● **What to work on**
Update these lines so that every "table-row" becomes "grid-row", and leave everything else unchanged.

(Layout coordinate data)
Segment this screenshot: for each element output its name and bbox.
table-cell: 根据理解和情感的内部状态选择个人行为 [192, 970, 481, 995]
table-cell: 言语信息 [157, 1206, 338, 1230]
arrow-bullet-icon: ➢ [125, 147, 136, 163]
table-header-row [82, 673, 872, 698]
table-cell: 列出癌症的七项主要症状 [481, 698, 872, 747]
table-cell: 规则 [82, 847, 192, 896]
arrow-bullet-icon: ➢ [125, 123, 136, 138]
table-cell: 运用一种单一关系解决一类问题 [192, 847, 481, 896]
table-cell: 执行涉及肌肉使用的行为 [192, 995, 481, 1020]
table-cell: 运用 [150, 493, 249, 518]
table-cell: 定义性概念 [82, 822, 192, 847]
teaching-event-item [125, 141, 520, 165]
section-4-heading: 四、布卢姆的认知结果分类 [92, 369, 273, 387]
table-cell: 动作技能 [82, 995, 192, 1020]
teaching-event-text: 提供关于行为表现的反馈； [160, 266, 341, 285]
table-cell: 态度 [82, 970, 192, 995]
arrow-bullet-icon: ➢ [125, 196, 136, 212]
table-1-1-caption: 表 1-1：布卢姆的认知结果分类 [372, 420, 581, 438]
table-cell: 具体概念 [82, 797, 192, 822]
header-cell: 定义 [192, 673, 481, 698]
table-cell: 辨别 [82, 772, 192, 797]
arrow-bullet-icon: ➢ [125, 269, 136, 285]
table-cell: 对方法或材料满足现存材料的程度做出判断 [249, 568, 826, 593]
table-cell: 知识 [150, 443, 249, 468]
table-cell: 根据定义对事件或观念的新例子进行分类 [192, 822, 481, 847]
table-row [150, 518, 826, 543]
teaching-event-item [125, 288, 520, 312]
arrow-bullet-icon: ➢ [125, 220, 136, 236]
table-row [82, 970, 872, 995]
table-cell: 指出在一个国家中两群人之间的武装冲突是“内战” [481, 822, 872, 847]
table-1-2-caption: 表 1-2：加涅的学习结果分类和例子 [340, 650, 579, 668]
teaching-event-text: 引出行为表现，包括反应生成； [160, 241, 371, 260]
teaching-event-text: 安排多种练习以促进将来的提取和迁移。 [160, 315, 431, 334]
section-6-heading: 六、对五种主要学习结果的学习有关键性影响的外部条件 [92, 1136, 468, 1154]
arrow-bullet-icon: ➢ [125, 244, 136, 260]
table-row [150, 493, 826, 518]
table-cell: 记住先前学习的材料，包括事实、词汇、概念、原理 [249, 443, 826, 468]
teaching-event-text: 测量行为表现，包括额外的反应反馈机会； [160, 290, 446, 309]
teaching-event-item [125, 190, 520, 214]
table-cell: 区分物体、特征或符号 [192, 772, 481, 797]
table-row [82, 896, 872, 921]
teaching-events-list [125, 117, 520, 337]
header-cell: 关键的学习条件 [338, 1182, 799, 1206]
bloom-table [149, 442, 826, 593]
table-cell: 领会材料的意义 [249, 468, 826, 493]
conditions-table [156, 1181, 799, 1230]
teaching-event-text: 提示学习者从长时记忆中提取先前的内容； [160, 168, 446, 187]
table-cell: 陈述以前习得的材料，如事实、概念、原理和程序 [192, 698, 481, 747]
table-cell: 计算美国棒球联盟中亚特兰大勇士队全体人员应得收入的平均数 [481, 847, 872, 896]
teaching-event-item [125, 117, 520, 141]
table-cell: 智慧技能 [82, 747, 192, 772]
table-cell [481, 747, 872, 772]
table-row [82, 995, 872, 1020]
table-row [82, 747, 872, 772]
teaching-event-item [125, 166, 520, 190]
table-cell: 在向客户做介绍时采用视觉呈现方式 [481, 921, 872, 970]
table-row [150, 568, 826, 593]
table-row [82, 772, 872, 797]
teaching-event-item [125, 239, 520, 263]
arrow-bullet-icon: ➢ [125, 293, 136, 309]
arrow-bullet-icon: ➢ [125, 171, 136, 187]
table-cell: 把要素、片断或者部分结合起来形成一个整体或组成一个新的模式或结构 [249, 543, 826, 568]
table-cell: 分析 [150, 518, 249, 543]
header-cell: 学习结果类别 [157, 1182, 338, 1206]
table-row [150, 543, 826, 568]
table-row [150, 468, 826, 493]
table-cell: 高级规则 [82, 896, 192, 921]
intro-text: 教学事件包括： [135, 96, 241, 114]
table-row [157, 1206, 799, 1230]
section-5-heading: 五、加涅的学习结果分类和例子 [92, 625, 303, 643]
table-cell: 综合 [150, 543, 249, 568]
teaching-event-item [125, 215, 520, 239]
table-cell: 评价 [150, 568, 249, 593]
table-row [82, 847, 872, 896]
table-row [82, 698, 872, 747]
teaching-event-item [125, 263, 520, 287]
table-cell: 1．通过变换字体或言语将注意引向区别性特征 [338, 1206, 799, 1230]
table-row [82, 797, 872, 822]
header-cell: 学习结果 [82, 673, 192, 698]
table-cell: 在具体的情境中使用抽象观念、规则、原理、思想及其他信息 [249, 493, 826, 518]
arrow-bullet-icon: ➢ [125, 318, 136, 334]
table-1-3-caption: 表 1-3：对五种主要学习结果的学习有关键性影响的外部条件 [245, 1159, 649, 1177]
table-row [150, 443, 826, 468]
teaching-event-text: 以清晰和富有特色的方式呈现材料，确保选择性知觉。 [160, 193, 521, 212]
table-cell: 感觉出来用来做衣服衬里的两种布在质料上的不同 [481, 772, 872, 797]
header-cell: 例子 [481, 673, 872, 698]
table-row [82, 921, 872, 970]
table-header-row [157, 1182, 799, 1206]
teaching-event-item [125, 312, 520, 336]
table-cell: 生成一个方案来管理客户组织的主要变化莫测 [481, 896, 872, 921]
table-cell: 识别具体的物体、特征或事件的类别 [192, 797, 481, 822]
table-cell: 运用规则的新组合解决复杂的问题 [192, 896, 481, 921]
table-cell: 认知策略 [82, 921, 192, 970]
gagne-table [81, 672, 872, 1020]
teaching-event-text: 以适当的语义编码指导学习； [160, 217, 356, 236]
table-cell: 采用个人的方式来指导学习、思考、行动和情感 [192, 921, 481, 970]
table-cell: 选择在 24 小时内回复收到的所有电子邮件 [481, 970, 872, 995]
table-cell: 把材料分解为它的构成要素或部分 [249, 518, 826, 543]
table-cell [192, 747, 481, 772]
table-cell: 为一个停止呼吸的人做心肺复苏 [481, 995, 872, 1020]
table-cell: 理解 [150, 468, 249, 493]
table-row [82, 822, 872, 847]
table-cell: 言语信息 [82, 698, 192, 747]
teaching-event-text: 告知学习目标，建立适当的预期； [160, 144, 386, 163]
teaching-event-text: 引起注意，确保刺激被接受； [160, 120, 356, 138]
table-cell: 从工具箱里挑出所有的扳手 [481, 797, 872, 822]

● **Reply**
Segment this screenshot: for each element output its name and bbox.
table-cell: 根据理解和情感的内部状态选择个人行为 [192, 970, 481, 995]
table-cell: 言语信息 [157, 1206, 338, 1230]
arrow-bullet-icon: ➢ [125, 147, 136, 163]
table-header-row [82, 673, 872, 698]
table-cell: 列出癌症的七项主要症状 [481, 698, 872, 747]
table-cell: 规则 [82, 847, 192, 896]
arrow-bullet-icon: ➢ [125, 123, 136, 138]
table-cell: 运用一种单一关系解决一类问题 [192, 847, 481, 896]
table-cell: 执行涉及肌肉使用的行为 [192, 995, 481, 1020]
table-cell: 运用 [150, 493, 249, 518]
table-cell: 定义性概念 [82, 822, 192, 847]
teaching-event-item [125, 141, 520, 165]
section-4-heading: 四、布卢姆的认知结果分类 [92, 369, 273, 387]
table-cell: 动作技能 [82, 995, 192, 1020]
teaching-event-text: 提供关于行为表现的反馈； [160, 266, 341, 285]
table-cell: 态度 [82, 970, 192, 995]
arrow-bullet-icon: ➢ [125, 196, 136, 212]
table-1-1-caption: 表 1-1：布卢姆的认知结果分类 [372, 420, 581, 438]
table-cell: 具体概念 [82, 797, 192, 822]
header-cell: 定义 [192, 673, 481, 698]
table-cell: 辨别 [82, 772, 192, 797]
arrow-bullet-icon: ➢ [125, 269, 136, 285]
table-cell: 对方法或材料满足现存材料的程度做出判断 [249, 568, 826, 593]
table-cell: 知识 [150, 443, 249, 468]
table-cell: 根据定义对事件或观念的新例子进行分类 [192, 822, 481, 847]
grid-row [150, 518, 826, 543]
teaching-event-item [125, 288, 520, 312]
arrow-bullet-icon: ➢ [125, 220, 136, 236]
grid-row [82, 970, 872, 995]
table-cell: 指出在一个国家中两群人之间的武装冲突是“内战” [481, 822, 872, 847]
table-1-2-caption: 表 1-2：加涅的学习结果分类和例子 [340, 650, 579, 668]
teaching-event-text: 引出行为表现，包括反应生成； [160, 241, 371, 260]
teaching-event-text: 安排多种练习以促进将来的提取和迁移。 [160, 315, 431, 334]
section-6-heading: 六、对五种主要学习结果的学习有关键性影响的外部条件 [92, 1136, 468, 1154]
arrow-bullet-icon: ➢ [125, 244, 136, 260]
grid-row [150, 493, 826, 518]
table-cell: 记住先前学习的材料，包括事实、词汇、概念、原理 [249, 443, 826, 468]
teaching-event-text: 测量行为表现，包括额外的反应反馈机会； [160, 290, 446, 309]
teaching-event-item [125, 190, 520, 214]
table-cell: 区分物体、特征或符号 [192, 772, 481, 797]
grid-row [82, 896, 872, 921]
teaching-events-list [125, 117, 520, 337]
header-cell: 关键的学习条件 [338, 1182, 799, 1206]
bloom-table [149, 442, 826, 593]
table-cell: 领会材料的意义 [249, 468, 826, 493]
conditions-table [156, 1181, 799, 1230]
teaching-event-text: 提示学习者从长时记忆中提取先前的内容； [160, 168, 446, 187]
table-cell: 陈述以前习得的材料，如事实、概念、原理和程序 [192, 698, 481, 747]
table-cell: 计算美国棒球联盟中亚特兰大勇士队全体人员应得收入的平均数 [481, 847, 872, 896]
teaching-event-item [125, 117, 520, 141]
table-cell: 智慧技能 [82, 747, 192, 772]
table-cell [481, 747, 872, 772]
grid-row [82, 995, 872, 1020]
grid-row [82, 747, 872, 772]
teaching-event-item [125, 166, 520, 190]
table-cell: 在向客户做介绍时采用视觉呈现方式 [481, 921, 872, 970]
grid-row [150, 568, 826, 593]
grid-row [82, 772, 872, 797]
teaching-event-item [125, 239, 520, 263]
arrow-bullet-icon: ➢ [125, 293, 136, 309]
arrow-bullet-icon: ➢ [125, 171, 136, 187]
table-cell: 把要素、片断或者部分结合起来形成一个整体或组成一个新的模式或结构 [249, 543, 826, 568]
table-cell: 分析 [150, 518, 249, 543]
header-cell: 学习结果类别 [157, 1182, 338, 1206]
grid-row [150, 543, 826, 568]
grid-row [150, 468, 826, 493]
table-cell: 高级规则 [82, 896, 192, 921]
intro-text: 教学事件包括： [135, 96, 241, 114]
grid-row [157, 1206, 799, 1230]
section-5-heading: 五、加涅的学习结果分类和例子 [92, 625, 303, 643]
table-cell: 综合 [150, 543, 249, 568]
teaching-event-item [125, 215, 520, 239]
table-cell: 评价 [150, 568, 249, 593]
grid-row [82, 847, 872, 896]
grid-row [82, 698, 872, 747]
teaching-event-item [125, 263, 520, 287]
table-cell: 1．通过变换字体或言语将注意引向区别性特征 [338, 1206, 799, 1230]
grid-row [82, 797, 872, 822]
header-cell: 学习结果 [82, 673, 192, 698]
table-cell: 在具体的情境中使用抽象观念、规则、原理、思想及其他信息 [249, 493, 826, 518]
arrow-bullet-icon: ➢ [125, 318, 136, 334]
table-1-3-caption: 表 1-3：对五种主要学习结果的学习有关键性影响的外部条件 [245, 1159, 649, 1177]
grid-row [150, 443, 826, 468]
teaching-event-text: 以清晰和富有特色的方式呈现材料，确保选择性知觉。 [160, 193, 521, 212]
table-cell: 感觉出来用来做衣服衬里的两种布在质料上的不同 [481, 772, 872, 797]
header-cell: 例子 [481, 673, 872, 698]
grid-row [82, 921, 872, 970]
table-header-row [157, 1182, 799, 1206]
teaching-event-item [125, 312, 520, 336]
table-cell: 生成一个方案来管理客户组织的主要变化莫测 [481, 896, 872, 921]
table-cell: 识别具体的物体、特征或事件的类别 [192, 797, 481, 822]
table-cell: 运用规则的新组合解决复杂的问题 [192, 896, 481, 921]
table-cell: 认知策略 [82, 921, 192, 970]
gagne-table [81, 672, 872, 1020]
teaching-event-text: 以适当的语义编码指导学习； [160, 217, 356, 236]
table-cell: 采用个人的方式来指导学习、思考、行动和情感 [192, 921, 481, 970]
table-cell: 选择在 24 小时内回复收到的所有电子邮件 [481, 970, 872, 995]
table-cell: 把材料分解为它的构成要素或部分 [249, 518, 826, 543]
table-cell [192, 747, 481, 772]
table-cell: 为一个停止呼吸的人做心肺复苏 [481, 995, 872, 1020]
table-cell: 理解 [150, 468, 249, 493]
grid-row [82, 822, 872, 847]
table-cell: 言语信息 [82, 698, 192, 747]
teaching-event-text: 告知学习目标，建立适当的预期； [160, 144, 386, 163]
teaching-event-text: 引起注意，确保刺激被接受； [160, 120, 356, 138]
table-cell: 从工具箱里挑出所有的扳手 [481, 797, 872, 822]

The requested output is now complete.